» **TASK STATEMENT**:
Keep the pictures out and restate every record exactly.

○ ○ ○ ○ ○

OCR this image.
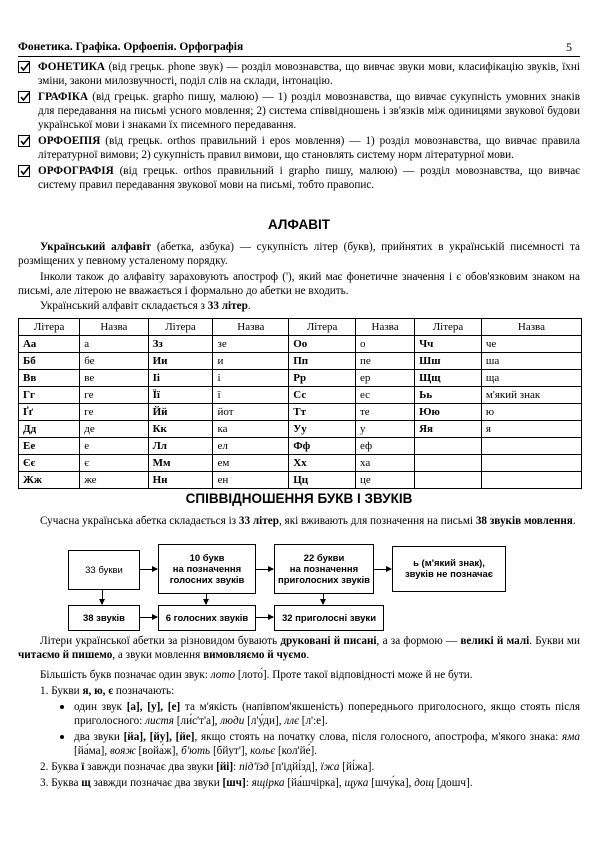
Фонетика. Графіка. Орфоепія. Орфографія	5
ФОНЕТИКА (від грецьк. phone звук) — розділ мовознавства, що вивчає звуки мови, класифікацію звуків, їхні зміни, закони милозвучності, поділ слів на склади, інтонацію.
ГРАФІКА (від грецьк. grapho пишу, малюю) — 1) розділ мовознавства, що вивчає сукупність умовних знаків для передавання на письмі усного мовлення; 2) система співвідношень і зв'язків між одиницями звукової будови української мови і знаками їх писемного передавання.
ОРФОЕПІЯ (від грецьк. orthos правильний і epos мовлення) — 1) розділ мовознавства, що вивчає правила літературної вимови; 2) сукупність правил вимови, що становлять систему норм літературної мови.
ОРФОГРАФІЯ (від грецьк. orthos правильний і grapho пишу, малюю) — розділ мовознавства, що вивчає систему правил передавання звукової мови на письмі, тобто правопис.
АЛФАВІТ
Український алфавіт (абетка, азбука) — сукупність літер (букв), прийнятих в українській писемності та розміщених у певному усталеному порядку.
Інколи також до алфавіту зараховують апостроф ('), який має фонетичне значення і є обов'язковим знаком на письмі, але літерою не вважається і формально до абетки не входить.
Український алфавіт складається з 33 літер.
Літера	Назва	Літера	Назва	Літера	Назва	Літера	Назва
Аа	а	Зз	зе	Оо	о	Чч	че
Бб	бе	Ии	и	Пп	пе	Шш	ша
Вв	ве	Іі	і	Рр	ер	Щщ	ща
Гг	ге	Її	ї	Сс	ес	Ьь	м'який знак
Ґґ	ге	Йй	йот	Тт	те	Юю	ю
Дд	де	Кк	ка	Уу	у	Яя	я
Ее	е	Лл	ел	Фф	еф		
Єє	є	Мм	ем	Хх	ха		
Жж	же	Нн	ен	Цц	це		
СПІВВІДНОШЕННЯ БУКВ І ЗВУКІВ
Сучасна українська абетка складається із 33 літер, які вживають для позначення на письмі 38 звуків мовлення.
33 букви
10 букв
на позначення
голосних звуків
22 букви
на позначення
приголосних звуків
ь (м'який знак),
звуків не позначає
38 звуків	6 голосних звуків	32 приголосні звуки
Літери української абетки за різновидом бувають друковані й писані, а за формою — великі й малі. Букви ми читаємо й пишемо, а звуки мовлення вимовляємо й чуємо.
Більшість букв позначає один звук: лото [лото́]. Проте такої відповідності може й не бути.
1. Букви я, ю, є позначають:
один звук [а], [у], [е] та м'якість (напівпом'якшеність) попереднього приголосного, якщо стоять після приголосного: листя [ли́с'т'а], люди [л'у́ди], ллє [л':е].
два звуки [йа], [йу], [йе], якщо стоять на початку слова, після голосного, апострофа, м'якого знака: яма [йа́ма], вояж [войа́ж], б'ють [бйут'], кольє [кол'йе́].
2. Буква ї завжди позначає два звуки [йі]: під'їзд [п'ідйі́зд], їжа [йі́жа].
3. Буква щ завжди позначає два звуки [шч]: ящірка [йа́шчірка], щука [шчу́ка], дощ [дошч].
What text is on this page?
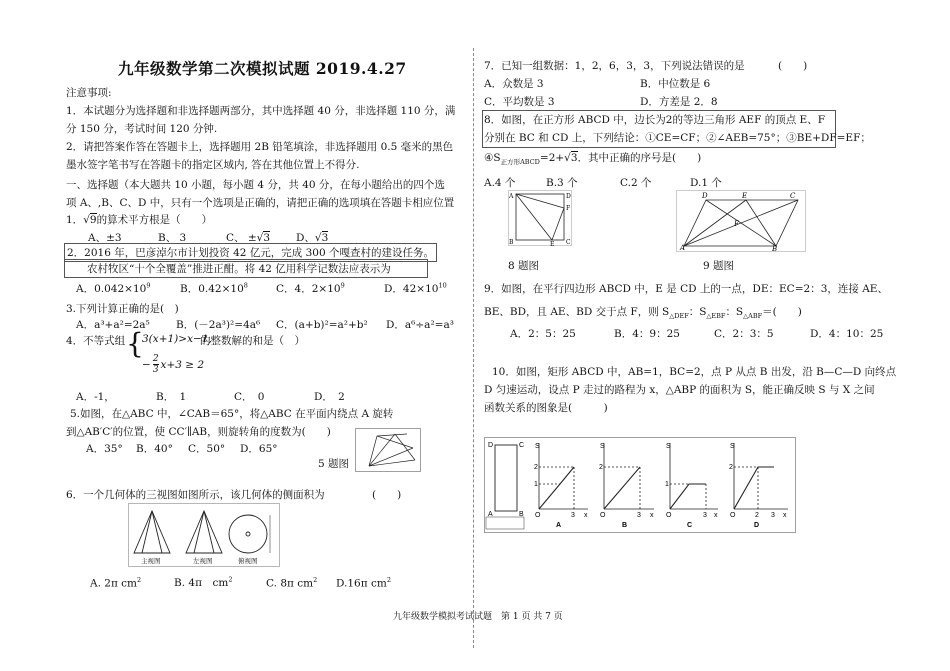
九年级数学第二次模拟试题 2019.4.27
注意事项:
1．本试题分为选择题和非选择题两部分，其中选择题 40 分，非选择题 110 分，满
分 150 分，考试时间 120 分钟.
2．请把答案作答在答题卡上，选择题用 2B 铅笔填涂，非选择题用 0.5 毫米的黑色
墨水签字笔书写在答题卡的指定区域内, 答在其他位置上不得分.
一、选择题（本大题共 10 小题，每小题 4 分，共 40 分，在每小题给出的四个选
项 A、,B、C、D 中，只有一个选项是正确的，请把正确的选项填在答题卡相应位置
1．√9的算术平方根是（　　）
A、±3	B、 3	C、 ±√3 D、√3
2．2016 年，巴彦淖尔市计划投资 42 亿元，完成 300 个嘎查村的建设任务。
农村牧区“十个全覆盖”推进正酣。将 42 亿用科学记数法应表示为
A．$0.042\times 10^9$	B．$0.42\times 10^8$	C．4．$2\times 10^9$	D．$42\times 10^{10}$
3.下列计算正确的是(　)
A．a³+a²=2a⁵ B．(－2a³)²=4a⁶ C．(a+b)²=a²+b² D．a⁶÷a²=a³
4．不等式组 {
3(x+1)>x−1,
的整数解的和是（　）
− $\frac{2}{3} x+3 \ge 2$
A．-1，	B．　1	C．　0	D．　2
5.如图，在△ABC 中，∠CAB＝65°，将△ABC 在平面内绕点 A 旋转
到△AB′C′的位置，使 CC′∥AB，则旋转角的度数为(　　)
A．35° B．40° C．50° D．65°
5 题图
6．一个几何体的三视图如图所示，该几何体的侧面积为	(　　)
主视图	左视图	俯视图
A. 2π $cm^2$	B. 4π　$cm^2$	C. 8π $cm^2$ D.16π $cm^2$
7．已知一组数据：1，2，6，3，3，下列说法错误的是	(　　)
A．众数是 3	B．中位数是 6
C．平均数是 3	D．方差是 2．8
8．如图，在正方形 ABCD 中，边长为2的等边三角形 AEF 的顶点 E、F
分别在 BC 和 CD 上，下列结论：①CE=CF；②∠AEB=75°；③BE+DF=EF；
$④S_{正方形ABCD}=2+√3$．其中正确的序号是(　　)
A.4 个	B.3 个	C.2 个	D.1 个
A	D
B	C
E
F
8 题图
A	B
C
D	E
F
9 题图
9．如图，在平行四边形 ABCD 中，E 是 CD 上的一点，DE：EC=2：3，连接 AE、
BE、BD，且 AE、BD 交于点 F，则 $S_{\triangle DEF}$：$S_{\triangle EBF}$：$S_{\triangle ABF}=$(　　)
A．2：5：25	B．4：9：25	C．2：3：5	D．4：10：25
10．如图，矩形 ABCD 中，AB=1，BC=2，点 P 从点 B 出发，沿 B—C—D 向终点
D 匀速运动，设点 P 走过的路程为 x，△ABP 的面积为 S，能正确反映 S 与 X 之间
函数关系的图象是(　　　)
D	C
A	B
S
2
1
O	3 x
A
S
2
O	3 x
B
S
1
O	3 x
C
S
2
O	2 3 x
D
九年级数学模拟考试试题　第 1 页 共 7 页
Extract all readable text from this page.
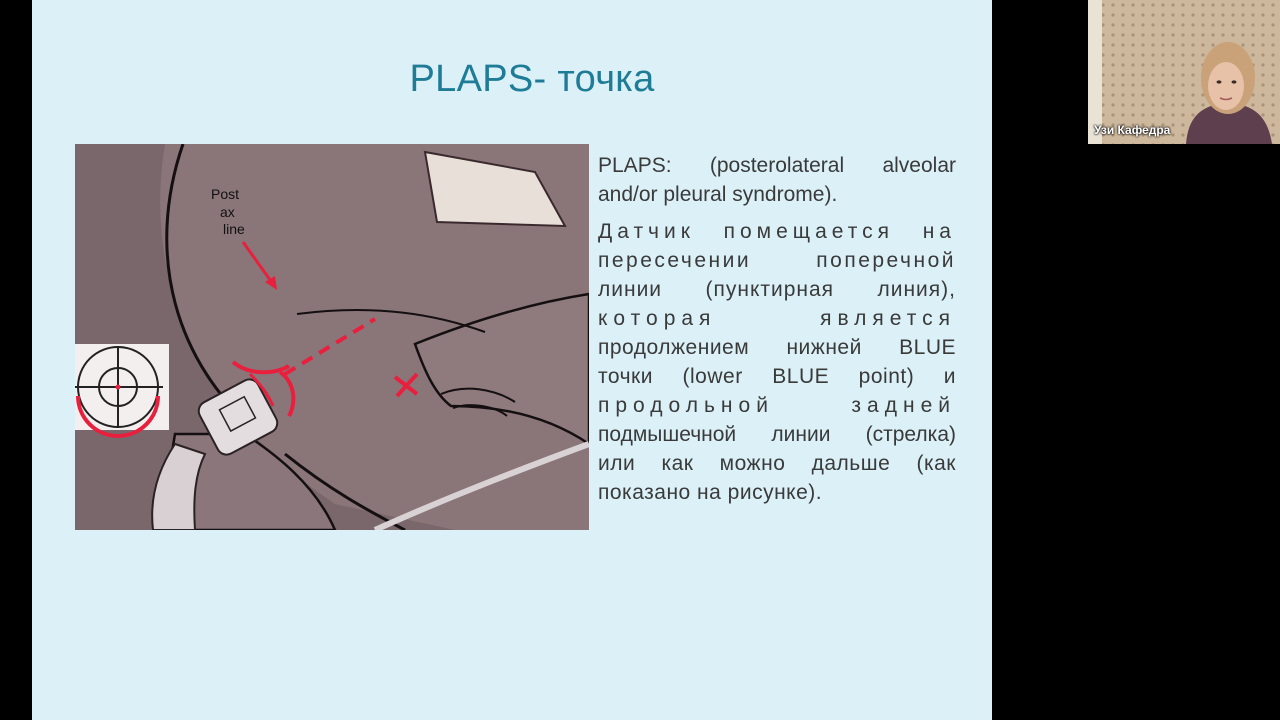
PLAPS- точка
Post
ax
line

PLAPS: (posterolateral alveolar and/or pleural syndrome).

Датчик помещается на
пересечении поперечной
линии (пунктирная линия),
которая является
продолжением нижней BLUE
точки (lower BLUE point) и
продольной задней
подмышечной линии (стрелка)
или как можно дальше (как
показано на рисунке).
Узи Кафедра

○ ○ ○ ○ ○

» **RESPONSE BELOW**:
OCR this image.
Фонетика. Графіка. Орфоепія. Орфографія	5
ФОНЕТИКА (від грецьк. phone звук) — розділ мовознавства, що вивчає звуки мови, класифікацію звуків, їхні зміни, закони милозвучності, поділ слів на склади, інтонацію.
ГРАФІКА (від грецьк. grapho пишу, малюю) — 1) розділ мовознавства, що вивчає сукупність умовних знаків для передавання на письмі усного мовлення; 2) система співвідношень і зв'язків між одиницями звукової будови української мови і знаками їх писемного передавання.
ОРФОЕПІЯ (від грецьк. orthos правильний і epos мовлення) — 1) розділ мовознавства, що вивчає правила літературної вимови; 2) сукупність правил вимови, що становлять систему норм літературної мови.
ОРФОГРАФІЯ (від грецьк. orthos правильний і grapho пишу, малюю) — розділ мовознавства, що вивчає систему правил передавання звукової мови на письмі, тобто правопис.
АЛФАВІТ
Український алфавіт (абетка, азбука) — сукупність літер (букв), прийнятих в українській писемності та розміщених у певному усталеному порядку.
Інколи також до алфавіту зараховують апостроф ('), який має фонетичне значення і є обов'язковим знаком на письмі, але літерою не вважається і формально до абетки не входить.
Український алфавіт складається з 33 літер.
Літера	Назва	Літера	Назва	Літера	Назва	Літера	Назва
Аа	а	Зз	зе	Оо	о	Чч	че
Бб	бе	Ии	и	Пп	пе	Шш	ша
Вв	ве	Іі	і	Рр	ер	Щщ	ща
Гг	ге	Її	ї	Сс	ес	Ьь	м'який знак
Ґґ	ге	Йй	йот	Тт	те	Юю	ю
Дд	де	Кк	ка	Уу	у	Яя	я
Ее	е	Лл	ел	Фф	еф		
Єє	є	Мм	ем	Хх	ха		
Жж	же	Нн	ен	Цц	це		
СПІВВІДНОШЕННЯ БУКВ І ЗВУКІВ
Сучасна українська абетка складається із 33 літер, які вживають для позначення на письмі 38 звуків мовлення.
33 букви
10 букв
на позначення
голосних звуків
22 букви
на позначення
приголосних звуків
ь (м'який знак),
звуків не позначає
38 звуків	6 голосних звуків	32 приголосні звуки
Літери української абетки за різновидом бувають друковані й писані, а за формою — великі й малі. Букви ми читаємо й пишемо, а звуки мовлення вимовляємо й чуємо.
Більшість букв позначає один звук: лото [лото́]. Проте такої відповідності може й не бути.
1. Букви я, ю, є позначають:
один звук [а], [у], [е] та м'якість (напівпом'якшеність) попереднього приголосного, якщо стоять після приголосного: листя [ли́с'т'а], люди [л'у́ди], ллє [л':е].
два звуки [йа], [йу], [йе], якщо стоять на початку слова, після голосного, апострофа, м'якого знака: яма [йа́ма], вояж [войа́ж], б'ють [бйут'], кольє [кол'йе́].
2. Буква ї завжди позначає два звуки [йі]: під'їзд [п'ідйі́зд], їжа [йі́жа].
3. Буква щ завжди позначає два звуки [шч]: ящірка [йа́шчірка], щука [шчу́ка], дощ [дошч].
What text is on this page?
九年级数学第二次模拟试题 2019.4.27
注意事项:
1．本试题分为选择题和非选择题两部分，其中选择题 40 分，非选择题 110 分，满
分 150 分，考试时间 120 分钟.
2．请把答案作答在答题卡上，选择题用 2B 铅笔填涂，非选择题用 0.5 毫米的黑色
墨水签字笔书写在答题卡的指定区域内, 答在其他位置上不得分.
一、选择题（本大题共 10 小题，每小题 4 分，共 40 分，在每小题给出的四个选
项 A、,B、C、D 中，只有一个选项是正确的，请把正确的选项填在答题卡相应位置
1．√9的算术平方根是（　　）
A、±3	B、 3	C、 ±√3 D、√3
2．2016 年，巴彦淖尔市计划投资 42 亿元，完成 300 个嘎查村的建设任务。
农村牧区“十个全覆盖”推进正酣。将 42 亿用科学记数法应表示为
A．$0.042\times 10^9$	B．$0.42\times 10^8$	C．4．$2\times 10^9$	D．$42\times 10^{10}$
3.下列计算正确的是(　)
A．a³+a²=2a⁵ B．(－2a³)²=4a⁶ C．(a+b)²=a²+b² D．a⁶÷a²=a³
4．不等式组 {
3(x+1)>x−1,
的整数解的和是（　）
− $\frac{2}{3} x+3 \ge 2$
A．-1，	B．　1	C．　0	D．　2
5.如图，在△ABC 中，∠CAB＝65°，将△ABC 在平面内绕点 A 旋转
到△AB′C′的位置，使 CC′∥AB，则旋转角的度数为(　　)
A．35° B．40° C．50° D．65°
5 题图
6．一个几何体的三视图如图所示，该几何体的侧面积为	(　　)
主视图	左视图	俯视图
A. 2π $cm^2$	B. 4π　$cm^2$	C. 8π $cm^2$ D.16π $cm^2$
7．已知一组数据：1，2，6，3，3，下列说法错误的是	(　　)
A．众数是 3	B．中位数是 6
C．平均数是 3	D．方差是 2．8
8．如图，在正方形 ABCD 中，边长为2的等边三角形 AEF 的顶点 E、F
分别在 BC 和 CD 上，下列结论：①CE=CF；②∠AEB=75°；③BE+DF=EF；
$④S_{正方形ABCD}=2+√3$．其中正确的序号是(　　)
A.4 个	B.3 个	C.2 个	D.1 个
A	D
B	C
E
F
8 题图
A	B
C
D	E
F
9 题图
9．如图，在平行四边形 ABCD 中，E 是 CD 上的一点，DE：EC=2：3，连接 AE、
BE、BD，且 AE、BD 交于点 F，则 $S_{\triangle DEF}$：$S_{\triangle EBF}$：$S_{\triangle ABF}=$(　　)
A．2：5：25	B．4：9：25	C．2：3：5	D．4：10：25
10．如图，矩形 ABCD 中，AB=1，BC=2，点 P 从点 B 出发，沿 B—C—D 向终点
D 匀速运动，设点 P 走过的路程为 x，△ABP 的面积为 S，能正确反映 S 与 X 之间
函数关系的图象是(　　　)
D	C
A	B
S
2
1
O	3 x
A
S
2
O	3 x
B
S
1
O	3 x
C
S
2
O	2 3 x
D
九年级数学模拟考试试题　第 1 页 共 7 页
Extract all readable text from this page.
PLAPS- точка
Post
ax
line

PLAPS: (posterolateral alveolar and/or pleural syndrome).

Датчик помещается на
пересечении поперечной
линии (пунктирная линия),
которая является
продолжением нижней BLUE
точки (lower BLUE point) и
продольной задней
подмышечной линии (стрелка)
или как можно дальше (как
показано на рисунке).
Узи Кафедра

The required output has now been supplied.